%%
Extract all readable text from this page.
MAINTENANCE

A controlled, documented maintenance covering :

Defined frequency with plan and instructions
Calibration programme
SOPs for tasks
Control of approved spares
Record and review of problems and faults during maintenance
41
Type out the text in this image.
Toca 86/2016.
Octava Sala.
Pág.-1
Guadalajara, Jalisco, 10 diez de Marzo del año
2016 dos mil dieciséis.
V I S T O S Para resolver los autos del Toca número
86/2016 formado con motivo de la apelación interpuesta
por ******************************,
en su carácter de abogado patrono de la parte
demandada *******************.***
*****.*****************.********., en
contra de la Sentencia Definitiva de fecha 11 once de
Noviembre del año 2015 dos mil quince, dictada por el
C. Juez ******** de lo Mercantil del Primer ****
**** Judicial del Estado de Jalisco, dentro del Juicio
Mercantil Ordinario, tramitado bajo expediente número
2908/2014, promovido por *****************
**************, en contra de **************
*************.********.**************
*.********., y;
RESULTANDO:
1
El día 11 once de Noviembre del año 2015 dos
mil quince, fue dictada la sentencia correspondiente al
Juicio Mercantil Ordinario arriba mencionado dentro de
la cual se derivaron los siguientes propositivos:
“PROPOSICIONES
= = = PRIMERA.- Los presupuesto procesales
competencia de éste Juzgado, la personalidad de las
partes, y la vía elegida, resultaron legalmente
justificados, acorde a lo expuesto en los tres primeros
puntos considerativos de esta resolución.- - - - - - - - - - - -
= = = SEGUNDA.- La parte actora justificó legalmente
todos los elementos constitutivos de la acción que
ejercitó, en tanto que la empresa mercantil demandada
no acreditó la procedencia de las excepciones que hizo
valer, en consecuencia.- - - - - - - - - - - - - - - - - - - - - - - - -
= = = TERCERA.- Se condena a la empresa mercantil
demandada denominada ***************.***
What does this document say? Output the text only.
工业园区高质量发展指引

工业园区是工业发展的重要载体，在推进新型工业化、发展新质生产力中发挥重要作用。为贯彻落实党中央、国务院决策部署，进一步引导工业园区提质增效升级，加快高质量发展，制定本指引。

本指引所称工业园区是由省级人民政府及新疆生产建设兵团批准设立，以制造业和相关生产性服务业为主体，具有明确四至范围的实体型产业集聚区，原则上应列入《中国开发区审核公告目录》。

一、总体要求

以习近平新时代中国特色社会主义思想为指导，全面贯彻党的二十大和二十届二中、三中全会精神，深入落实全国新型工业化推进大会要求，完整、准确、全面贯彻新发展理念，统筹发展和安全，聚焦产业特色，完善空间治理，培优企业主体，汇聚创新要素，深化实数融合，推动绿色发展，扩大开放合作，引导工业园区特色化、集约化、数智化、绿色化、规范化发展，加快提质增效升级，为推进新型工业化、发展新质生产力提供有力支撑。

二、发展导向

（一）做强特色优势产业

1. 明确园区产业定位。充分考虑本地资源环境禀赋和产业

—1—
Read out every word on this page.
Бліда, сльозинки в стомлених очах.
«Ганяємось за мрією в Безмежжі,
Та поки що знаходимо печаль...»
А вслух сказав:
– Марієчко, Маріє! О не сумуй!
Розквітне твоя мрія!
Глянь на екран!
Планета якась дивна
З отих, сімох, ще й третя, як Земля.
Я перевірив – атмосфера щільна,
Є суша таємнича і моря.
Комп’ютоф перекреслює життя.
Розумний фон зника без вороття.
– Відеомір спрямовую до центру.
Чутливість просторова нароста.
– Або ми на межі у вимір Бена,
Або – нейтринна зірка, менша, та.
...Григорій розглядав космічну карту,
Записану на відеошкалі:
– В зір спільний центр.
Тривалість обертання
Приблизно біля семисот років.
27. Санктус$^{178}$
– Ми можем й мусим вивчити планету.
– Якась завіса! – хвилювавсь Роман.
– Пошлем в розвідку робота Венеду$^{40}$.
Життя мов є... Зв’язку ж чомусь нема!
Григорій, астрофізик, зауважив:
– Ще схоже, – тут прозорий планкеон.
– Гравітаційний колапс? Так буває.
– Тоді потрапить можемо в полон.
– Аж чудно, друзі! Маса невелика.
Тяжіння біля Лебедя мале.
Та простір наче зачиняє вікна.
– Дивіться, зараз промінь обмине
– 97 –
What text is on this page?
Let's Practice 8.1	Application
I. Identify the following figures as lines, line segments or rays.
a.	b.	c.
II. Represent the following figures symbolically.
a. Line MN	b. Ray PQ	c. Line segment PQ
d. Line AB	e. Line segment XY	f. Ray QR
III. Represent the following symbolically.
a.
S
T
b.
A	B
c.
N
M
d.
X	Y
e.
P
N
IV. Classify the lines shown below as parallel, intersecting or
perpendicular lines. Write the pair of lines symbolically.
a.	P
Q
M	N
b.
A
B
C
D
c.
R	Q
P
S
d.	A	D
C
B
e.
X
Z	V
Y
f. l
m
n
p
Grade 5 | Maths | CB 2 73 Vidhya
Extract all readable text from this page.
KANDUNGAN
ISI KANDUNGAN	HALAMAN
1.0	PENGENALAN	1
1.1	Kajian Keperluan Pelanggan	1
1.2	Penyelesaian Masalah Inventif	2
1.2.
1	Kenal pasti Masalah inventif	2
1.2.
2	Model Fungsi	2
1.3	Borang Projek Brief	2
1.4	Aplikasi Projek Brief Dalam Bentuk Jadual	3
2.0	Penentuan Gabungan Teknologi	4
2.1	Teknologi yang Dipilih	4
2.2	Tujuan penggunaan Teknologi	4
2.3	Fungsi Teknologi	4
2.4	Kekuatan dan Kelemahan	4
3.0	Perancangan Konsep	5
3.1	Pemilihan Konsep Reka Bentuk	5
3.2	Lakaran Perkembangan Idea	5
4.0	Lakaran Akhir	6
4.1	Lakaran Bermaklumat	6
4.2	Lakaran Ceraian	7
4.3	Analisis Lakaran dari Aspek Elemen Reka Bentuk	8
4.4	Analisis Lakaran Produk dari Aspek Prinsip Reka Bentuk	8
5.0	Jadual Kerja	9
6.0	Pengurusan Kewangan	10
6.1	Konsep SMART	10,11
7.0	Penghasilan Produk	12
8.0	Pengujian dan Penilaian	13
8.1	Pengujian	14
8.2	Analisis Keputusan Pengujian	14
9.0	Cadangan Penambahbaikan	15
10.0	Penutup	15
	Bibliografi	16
%%
▶ Goal: Send back exactly the lines from the line with "What text is on this page?" through the end of the records.

▶ Completed exercise:
What text is on this page?
Let's Practice 8.1	Application
I. Identify the following figures as lines, line segments or rays.
a.	b.	c.
II. Represent the following figures symbolically.
a. Line MN	b. Ray PQ	c. Line segment PQ
d. Line AB	e. Line segment XY	f. Ray QR
III. Represent the following symbolically.
a.
S
T
b.
A	B
c.
N
M
d.
X	Y
e.
P
N
IV. Classify the lines shown below as parallel, intersecting or
perpendicular lines. Write the pair of lines symbolically.
a.	P
Q
M	N
b.
A
B
C
D
c.
R	Q
P
S
d.	A	D
C
B
e.
X
Z	V
Y
f. l
m
n
p
Grade 5 | Maths | CB 2 73 Vidhya
Extract all readable text from this page.
KANDUNGAN
ISI KANDUNGAN	HALAMAN
1.0	PENGENALAN	1
1.1	Kajian Keperluan Pelanggan	1
1.2	Penyelesaian Masalah Inventif	2
1.2.
1	Kenal pasti Masalah inventif	2
1.2.
2	Model Fungsi	2
1.3	Borang Projek Brief	2
1.4	Aplikasi Projek Brief Dalam Bentuk Jadual	3
2.0	Penentuan Gabungan Teknologi	4
2.1	Teknologi yang Dipilih	4
2.2	Tujuan penggunaan Teknologi	4
2.3	Fungsi Teknologi	4
2.4	Kekuatan dan Kelemahan	4
3.0	Perancangan Konsep	5
3.1	Pemilihan Konsep Reka Bentuk	5
3.2	Lakaran Perkembangan Idea	5
4.0	Lakaran Akhir	6
4.1	Lakaran Bermaklumat	6
4.2	Lakaran Ceraian	7
4.3	Analisis Lakaran dari Aspek Elemen Reka Bentuk	8
4.4	Analisis Lakaran Produk dari Aspek Prinsip Reka Bentuk	8
5.0	Jadual Kerja	9
6.0	Pengurusan Kewangan	10
6.1	Konsep SMART	10,11
7.0	Penghasilan Produk	12
8.0	Pengujian dan Penilaian	13
8.1	Pengujian	14
8.2	Analisis Keputusan Pengujian	14
9.0	Cadangan Penambahbaikan	15
10.0	Penutup	15
	Bibliografi	16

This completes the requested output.